[Dataset items]
----------------------------------------

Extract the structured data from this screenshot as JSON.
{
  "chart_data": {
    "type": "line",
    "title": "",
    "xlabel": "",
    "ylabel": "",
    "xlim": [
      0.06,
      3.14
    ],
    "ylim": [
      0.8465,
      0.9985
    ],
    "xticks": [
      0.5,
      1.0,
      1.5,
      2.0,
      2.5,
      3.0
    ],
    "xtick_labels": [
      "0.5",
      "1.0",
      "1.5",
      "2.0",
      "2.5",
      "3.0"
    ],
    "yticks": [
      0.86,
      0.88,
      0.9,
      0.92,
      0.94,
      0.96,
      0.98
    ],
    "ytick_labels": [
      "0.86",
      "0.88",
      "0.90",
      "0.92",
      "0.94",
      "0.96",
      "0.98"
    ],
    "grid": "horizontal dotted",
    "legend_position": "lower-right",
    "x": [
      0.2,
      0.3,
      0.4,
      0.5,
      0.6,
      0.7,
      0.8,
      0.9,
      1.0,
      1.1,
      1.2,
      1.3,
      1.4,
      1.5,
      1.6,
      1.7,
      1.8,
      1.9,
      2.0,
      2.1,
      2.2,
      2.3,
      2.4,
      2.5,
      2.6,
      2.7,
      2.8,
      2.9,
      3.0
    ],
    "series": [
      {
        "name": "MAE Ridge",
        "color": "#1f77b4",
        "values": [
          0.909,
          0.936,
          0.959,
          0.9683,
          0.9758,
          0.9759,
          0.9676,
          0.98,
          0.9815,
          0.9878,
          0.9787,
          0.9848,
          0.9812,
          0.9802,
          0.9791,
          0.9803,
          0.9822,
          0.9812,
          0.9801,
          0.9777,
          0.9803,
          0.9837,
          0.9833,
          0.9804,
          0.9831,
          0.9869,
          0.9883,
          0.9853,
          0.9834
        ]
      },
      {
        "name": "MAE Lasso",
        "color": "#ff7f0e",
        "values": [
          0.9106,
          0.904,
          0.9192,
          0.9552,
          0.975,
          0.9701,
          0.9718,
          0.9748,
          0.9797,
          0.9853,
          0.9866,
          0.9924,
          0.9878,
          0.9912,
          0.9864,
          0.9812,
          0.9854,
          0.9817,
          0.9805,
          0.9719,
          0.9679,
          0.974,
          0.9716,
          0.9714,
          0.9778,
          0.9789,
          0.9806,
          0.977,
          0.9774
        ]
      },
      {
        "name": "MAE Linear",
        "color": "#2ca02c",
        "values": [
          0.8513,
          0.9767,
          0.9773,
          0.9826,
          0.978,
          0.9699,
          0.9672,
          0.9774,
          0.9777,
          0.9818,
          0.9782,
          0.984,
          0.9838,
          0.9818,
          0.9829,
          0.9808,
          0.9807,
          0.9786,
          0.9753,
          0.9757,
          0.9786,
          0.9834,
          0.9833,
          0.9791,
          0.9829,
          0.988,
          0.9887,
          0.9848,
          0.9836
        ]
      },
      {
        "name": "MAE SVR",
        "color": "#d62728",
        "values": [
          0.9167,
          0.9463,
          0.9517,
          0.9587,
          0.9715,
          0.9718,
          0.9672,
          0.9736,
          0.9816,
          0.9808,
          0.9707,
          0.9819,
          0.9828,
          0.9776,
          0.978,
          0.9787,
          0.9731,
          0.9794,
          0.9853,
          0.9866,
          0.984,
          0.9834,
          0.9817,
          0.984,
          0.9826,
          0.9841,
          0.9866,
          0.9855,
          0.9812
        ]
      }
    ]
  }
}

----------------------------------------

Directive: How many lines in the records above hold the word "color"? Give only the number.

Answer to this exercise: 4